* [What to produce] Using the data below, determine the number of lines that include the string "нормативов". Write only that number.

++++

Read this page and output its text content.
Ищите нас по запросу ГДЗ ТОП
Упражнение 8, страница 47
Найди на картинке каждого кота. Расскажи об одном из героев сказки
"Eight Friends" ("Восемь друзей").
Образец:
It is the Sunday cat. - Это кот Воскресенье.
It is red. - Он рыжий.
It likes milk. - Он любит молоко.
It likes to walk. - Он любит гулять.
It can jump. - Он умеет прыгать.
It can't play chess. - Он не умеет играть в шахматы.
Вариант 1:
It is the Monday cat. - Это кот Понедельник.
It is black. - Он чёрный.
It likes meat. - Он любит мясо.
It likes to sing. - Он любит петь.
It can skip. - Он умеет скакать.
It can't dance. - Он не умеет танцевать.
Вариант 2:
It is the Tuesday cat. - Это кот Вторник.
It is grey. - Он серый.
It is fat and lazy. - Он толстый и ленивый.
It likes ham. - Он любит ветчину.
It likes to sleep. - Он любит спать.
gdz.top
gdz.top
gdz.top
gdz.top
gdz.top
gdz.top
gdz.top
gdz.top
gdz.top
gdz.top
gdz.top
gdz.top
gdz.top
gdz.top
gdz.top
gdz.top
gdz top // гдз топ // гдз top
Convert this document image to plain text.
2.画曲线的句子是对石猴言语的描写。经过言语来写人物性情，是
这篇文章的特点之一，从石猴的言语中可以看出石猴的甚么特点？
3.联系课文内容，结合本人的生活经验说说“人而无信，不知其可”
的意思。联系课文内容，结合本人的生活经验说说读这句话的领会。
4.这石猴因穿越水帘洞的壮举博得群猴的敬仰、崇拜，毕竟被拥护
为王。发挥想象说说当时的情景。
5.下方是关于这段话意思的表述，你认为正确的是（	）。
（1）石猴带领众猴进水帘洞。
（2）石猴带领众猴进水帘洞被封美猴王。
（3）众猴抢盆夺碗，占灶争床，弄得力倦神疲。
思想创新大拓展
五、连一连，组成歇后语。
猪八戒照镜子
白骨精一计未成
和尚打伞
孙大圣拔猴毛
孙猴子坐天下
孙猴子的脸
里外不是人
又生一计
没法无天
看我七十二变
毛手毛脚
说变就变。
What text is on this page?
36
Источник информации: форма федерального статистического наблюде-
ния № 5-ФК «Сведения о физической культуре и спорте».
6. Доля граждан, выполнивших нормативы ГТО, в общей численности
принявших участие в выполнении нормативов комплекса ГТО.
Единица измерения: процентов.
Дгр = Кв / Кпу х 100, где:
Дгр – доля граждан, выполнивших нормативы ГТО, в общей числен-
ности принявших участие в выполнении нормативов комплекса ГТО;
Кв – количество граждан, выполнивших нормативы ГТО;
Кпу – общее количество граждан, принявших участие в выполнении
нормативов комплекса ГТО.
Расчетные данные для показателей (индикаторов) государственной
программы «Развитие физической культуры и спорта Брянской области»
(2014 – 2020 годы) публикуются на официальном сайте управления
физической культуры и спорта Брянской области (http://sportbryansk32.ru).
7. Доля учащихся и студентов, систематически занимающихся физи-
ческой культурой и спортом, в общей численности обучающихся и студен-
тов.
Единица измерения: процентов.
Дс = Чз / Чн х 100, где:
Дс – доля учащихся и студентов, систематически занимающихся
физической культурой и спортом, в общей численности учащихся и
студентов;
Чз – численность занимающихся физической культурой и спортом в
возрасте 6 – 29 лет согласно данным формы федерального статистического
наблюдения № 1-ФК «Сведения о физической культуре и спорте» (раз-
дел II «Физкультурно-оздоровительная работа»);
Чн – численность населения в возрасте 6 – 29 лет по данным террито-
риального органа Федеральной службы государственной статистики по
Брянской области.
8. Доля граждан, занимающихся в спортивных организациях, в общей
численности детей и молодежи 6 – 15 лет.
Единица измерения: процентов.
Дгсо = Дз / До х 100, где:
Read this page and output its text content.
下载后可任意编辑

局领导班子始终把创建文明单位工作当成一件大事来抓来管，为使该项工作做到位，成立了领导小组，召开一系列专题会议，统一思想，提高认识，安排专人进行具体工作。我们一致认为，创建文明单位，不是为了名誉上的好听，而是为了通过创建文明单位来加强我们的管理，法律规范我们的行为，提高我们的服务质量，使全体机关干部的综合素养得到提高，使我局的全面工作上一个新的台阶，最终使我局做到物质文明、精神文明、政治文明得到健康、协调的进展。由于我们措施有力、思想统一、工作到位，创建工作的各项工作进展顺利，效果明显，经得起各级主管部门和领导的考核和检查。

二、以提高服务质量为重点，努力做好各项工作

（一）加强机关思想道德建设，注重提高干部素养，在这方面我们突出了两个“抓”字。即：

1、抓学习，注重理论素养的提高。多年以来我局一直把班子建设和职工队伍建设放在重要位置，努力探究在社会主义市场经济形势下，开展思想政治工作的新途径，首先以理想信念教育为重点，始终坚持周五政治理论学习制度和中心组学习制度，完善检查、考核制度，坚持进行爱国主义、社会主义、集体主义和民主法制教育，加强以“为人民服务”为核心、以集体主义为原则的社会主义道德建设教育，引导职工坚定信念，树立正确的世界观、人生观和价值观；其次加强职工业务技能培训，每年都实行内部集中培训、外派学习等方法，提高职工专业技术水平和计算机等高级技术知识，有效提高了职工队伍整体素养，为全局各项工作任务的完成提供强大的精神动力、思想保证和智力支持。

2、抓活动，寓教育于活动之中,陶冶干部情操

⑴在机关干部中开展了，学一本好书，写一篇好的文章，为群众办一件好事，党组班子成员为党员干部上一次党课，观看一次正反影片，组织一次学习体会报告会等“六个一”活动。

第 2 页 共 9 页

++++

* [Expected output] 3